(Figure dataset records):
"""
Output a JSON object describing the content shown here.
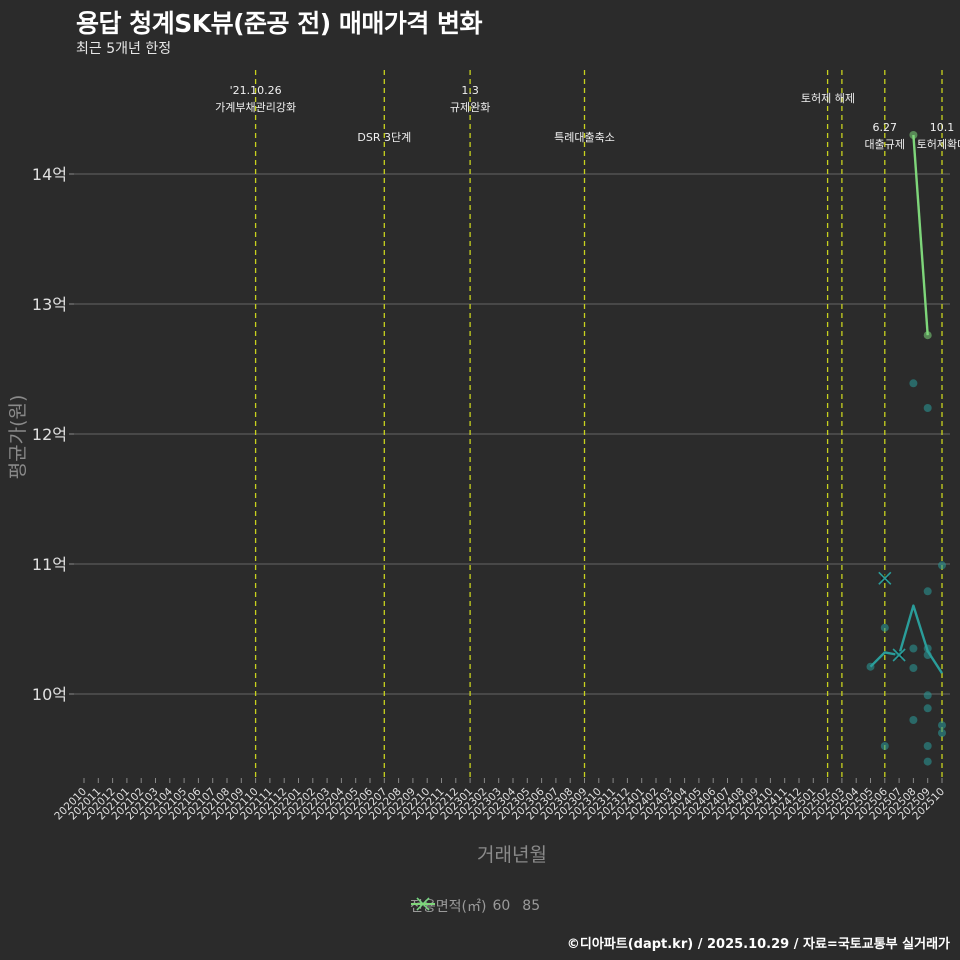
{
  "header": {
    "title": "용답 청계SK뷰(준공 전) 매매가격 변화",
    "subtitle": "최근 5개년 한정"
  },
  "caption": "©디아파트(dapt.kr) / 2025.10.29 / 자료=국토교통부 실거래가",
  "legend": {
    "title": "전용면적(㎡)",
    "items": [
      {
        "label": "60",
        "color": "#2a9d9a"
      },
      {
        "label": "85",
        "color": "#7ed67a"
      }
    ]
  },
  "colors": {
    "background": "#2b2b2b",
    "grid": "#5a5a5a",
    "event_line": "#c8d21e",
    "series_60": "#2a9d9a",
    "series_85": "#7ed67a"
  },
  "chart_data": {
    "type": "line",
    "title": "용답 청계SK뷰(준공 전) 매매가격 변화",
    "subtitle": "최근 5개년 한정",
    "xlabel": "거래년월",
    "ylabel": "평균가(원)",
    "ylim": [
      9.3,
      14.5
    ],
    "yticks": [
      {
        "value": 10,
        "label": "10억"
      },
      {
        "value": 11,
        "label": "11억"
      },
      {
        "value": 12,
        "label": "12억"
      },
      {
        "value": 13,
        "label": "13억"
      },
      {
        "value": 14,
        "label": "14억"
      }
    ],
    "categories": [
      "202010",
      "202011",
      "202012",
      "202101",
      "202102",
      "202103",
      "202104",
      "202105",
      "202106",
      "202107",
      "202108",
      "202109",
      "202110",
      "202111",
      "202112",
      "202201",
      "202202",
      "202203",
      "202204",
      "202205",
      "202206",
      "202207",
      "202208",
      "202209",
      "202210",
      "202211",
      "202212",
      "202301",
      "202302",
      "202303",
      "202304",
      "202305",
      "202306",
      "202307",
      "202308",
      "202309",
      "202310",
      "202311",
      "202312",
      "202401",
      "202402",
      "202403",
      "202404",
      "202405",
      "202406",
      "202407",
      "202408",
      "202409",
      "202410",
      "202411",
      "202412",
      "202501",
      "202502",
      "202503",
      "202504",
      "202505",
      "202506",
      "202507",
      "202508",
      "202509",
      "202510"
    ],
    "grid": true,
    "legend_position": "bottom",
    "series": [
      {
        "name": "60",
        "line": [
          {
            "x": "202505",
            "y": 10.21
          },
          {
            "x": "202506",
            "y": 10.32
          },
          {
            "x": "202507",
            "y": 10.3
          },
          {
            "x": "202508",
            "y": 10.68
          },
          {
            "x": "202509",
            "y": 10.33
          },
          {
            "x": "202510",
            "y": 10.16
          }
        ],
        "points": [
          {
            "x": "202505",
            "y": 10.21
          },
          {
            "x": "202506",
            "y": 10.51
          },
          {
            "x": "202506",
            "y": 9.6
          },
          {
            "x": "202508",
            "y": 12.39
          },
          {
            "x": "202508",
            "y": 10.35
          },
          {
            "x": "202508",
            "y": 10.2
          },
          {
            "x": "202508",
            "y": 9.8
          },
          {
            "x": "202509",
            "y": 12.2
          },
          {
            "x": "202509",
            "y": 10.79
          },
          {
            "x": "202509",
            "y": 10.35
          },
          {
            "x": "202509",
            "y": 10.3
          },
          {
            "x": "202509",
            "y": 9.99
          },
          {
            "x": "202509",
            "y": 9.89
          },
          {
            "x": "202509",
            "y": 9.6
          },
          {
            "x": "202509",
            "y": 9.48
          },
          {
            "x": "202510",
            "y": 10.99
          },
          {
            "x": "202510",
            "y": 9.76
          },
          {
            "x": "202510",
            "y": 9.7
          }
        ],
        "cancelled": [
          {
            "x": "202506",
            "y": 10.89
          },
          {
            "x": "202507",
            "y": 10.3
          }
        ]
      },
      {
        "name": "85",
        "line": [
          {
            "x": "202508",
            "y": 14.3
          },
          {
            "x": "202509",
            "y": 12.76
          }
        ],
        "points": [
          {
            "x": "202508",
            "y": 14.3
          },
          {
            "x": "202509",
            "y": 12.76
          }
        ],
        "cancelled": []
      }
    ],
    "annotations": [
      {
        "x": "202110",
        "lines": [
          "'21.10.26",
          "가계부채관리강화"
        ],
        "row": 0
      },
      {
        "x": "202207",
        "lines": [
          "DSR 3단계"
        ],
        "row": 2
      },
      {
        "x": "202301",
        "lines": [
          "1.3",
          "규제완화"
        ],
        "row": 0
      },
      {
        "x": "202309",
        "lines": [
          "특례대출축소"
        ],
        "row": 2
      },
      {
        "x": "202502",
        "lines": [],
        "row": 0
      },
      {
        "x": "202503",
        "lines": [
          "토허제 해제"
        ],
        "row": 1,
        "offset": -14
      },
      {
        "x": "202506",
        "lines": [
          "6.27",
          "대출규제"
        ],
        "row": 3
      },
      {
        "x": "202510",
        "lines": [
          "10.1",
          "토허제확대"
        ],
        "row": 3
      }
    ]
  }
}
"""
(What is being asked): Without the pictures, copy the material exactly as given.

(Reply):
Output a JSON object describing the content shown here.
{
  "header": {
    "title": "용답 청계SK뷰(준공 전) 매매가격 변화",
    "subtitle": "최근 5개년 한정"
  },
  "caption": "©디아파트(dapt.kr) / 2025.10.29 / 자료=국토교통부 실거래가",
  "legend": {
    "title": "전용면적(㎡)",
    "items": [
      {
        "label": "60",
        "color": "#2a9d9a"
      },
      {
        "label": "85",
        "color": "#7ed67a"
      }
    ]
  },
  "colors": {
    "background": "#2b2b2b",
    "grid": "#5a5a5a",
    "event_line": "#c8d21e",
    "series_60": "#2a9d9a",
    "series_85": "#7ed67a"
  },
  "chart_data": {
    "type": "line",
    "title": "용답 청계SK뷰(준공 전) 매매가격 변화",
    "subtitle": "최근 5개년 한정",
    "xlabel": "거래년월",
    "ylabel": "평균가(원)",
    "ylim": [
      9.3,
      14.5
    ],
    "yticks": [
      {
        "value": 10,
        "label": "10억"
      },
      {
        "value": 11,
        "label": "11억"
      },
      {
        "value": 12,
        "label": "12억"
      },
      {
        "value": 13,
        "label": "13억"
      },
      {
        "value": 14,
        "label": "14억"
      }
    ],
    "categories": [
      "202010",
      "202011",
      "202012",
      "202101",
      "202102",
      "202103",
      "202104",
      "202105",
      "202106",
      "202107",
      "202108",
      "202109",
      "202110",
      "202111",
      "202112",
      "202201",
      "202202",
      "202203",
      "202204",
      "202205",
      "202206",
      "202207",
      "202208",
      "202209",
      "202210",
      "202211",
      "202212",
      "202301",
      "202302",
      "202303",
      "202304",
      "202305",
      "202306",
      "202307",
      "202308",
      "202309",
      "202310",
      "202311",
      "202312",
      "202401",
      "202402",
      "202403",
      "202404",
      "202405",
      "202406",
      "202407",
      "202408",
      "202409",
      "202410",
      "202411",
      "202412",
      "202501",
      "202502",
      "202503",
      "202504",
      "202505",
      "202506",
      "202507",
      "202508",
      "202509",
      "202510"
    ],
    "grid": true,
    "legend_position": "bottom",
    "series": [
      {
        "name": "60",
        "line": [
          {
            "x": "202505",
            "y": 10.21
          },
          {
            "x": "202506",
            "y": 10.32
          },
          {
            "x": "202507",
            "y": 10.3
          },
          {
            "x": "202508",
            "y": 10.68
          },
          {
            "x": "202509",
            "y": 10.33
          },
          {
            "x": "202510",
            "y": 10.16
          }
        ],
        "points": [
          {
            "x": "202505",
            "y": 10.21
          },
          {
            "x": "202506",
            "y": 10.51
          },
          {
            "x": "202506",
            "y": 9.6
          },
          {
            "x": "202508",
            "y": 12.39
          },
          {
            "x": "202508",
            "y": 10.35
          },
          {
            "x": "202508",
            "y": 10.2
          },
          {
            "x": "202508",
            "y": 9.8
          },
          {
            "x": "202509",
            "y": 12.2
          },
          {
            "x": "202509",
            "y": 10.79
          },
          {
            "x": "202509",
            "y": 10.35
          },
          {
            "x": "202509",
            "y": 10.3
          },
          {
            "x": "202509",
            "y": 9.99
          },
          {
            "x": "202509",
            "y": 9.89
          },
          {
            "x": "202509",
            "y": 9.6
          },
          {
            "x": "202509",
            "y": 9.48
          },
          {
            "x": "202510",
            "y": 10.99
          },
          {
            "x": "202510",
            "y": 9.76
          },
          {
            "x": "202510",
            "y": 9.7
          }
        ],
        "cancelled": [
          {
            "x": "202506",
            "y": 10.89
          },
          {
            "x": "202507",
            "y": 10.3
          }
        ]
      },
      {
        "name": "85",
        "line": [
          {
            "x": "202508",
            "y": 14.3
          },
          {
            "x": "202509",
            "y": 12.76
          }
        ],
        "points": [
          {
            "x": "202508",
            "y": 14.3
          },
          {
            "x": "202509",
            "y": 12.76
          }
        ],
        "cancelled": []
      }
    ],
    "annotations": [
      {
        "x": "202110",
        "lines": [
          "'21.10.26",
          "가계부채관리강화"
        ],
        "row": 0
      },
      {
        "x": "202207",
        "lines": [
          "DSR 3단계"
        ],
        "row": 2
      },
      {
        "x": "202301",
        "lines": [
          "1.3",
          "규제완화"
        ],
        "row": 0
      },
      {
        "x": "202309",
        "lines": [
          "특례대출축소"
        ],
        "row": 2
      },
      {
        "x": "202502",
        "lines": [],
        "row": 0
      },
      {
        "x": "202503",
        "lines": [
          "토허제 해제"
        ],
        "row": 1,
        "offset": -14
      },
      {
        "x": "202506",
        "lines": [
          "6.27",
          "대출규제"
        ],
        "row": 3
      },
      {
        "x": "202510",
        "lines": [
          "10.1",
          "토허제확대"
        ],
        "row": 3
      }
    ]
  }
}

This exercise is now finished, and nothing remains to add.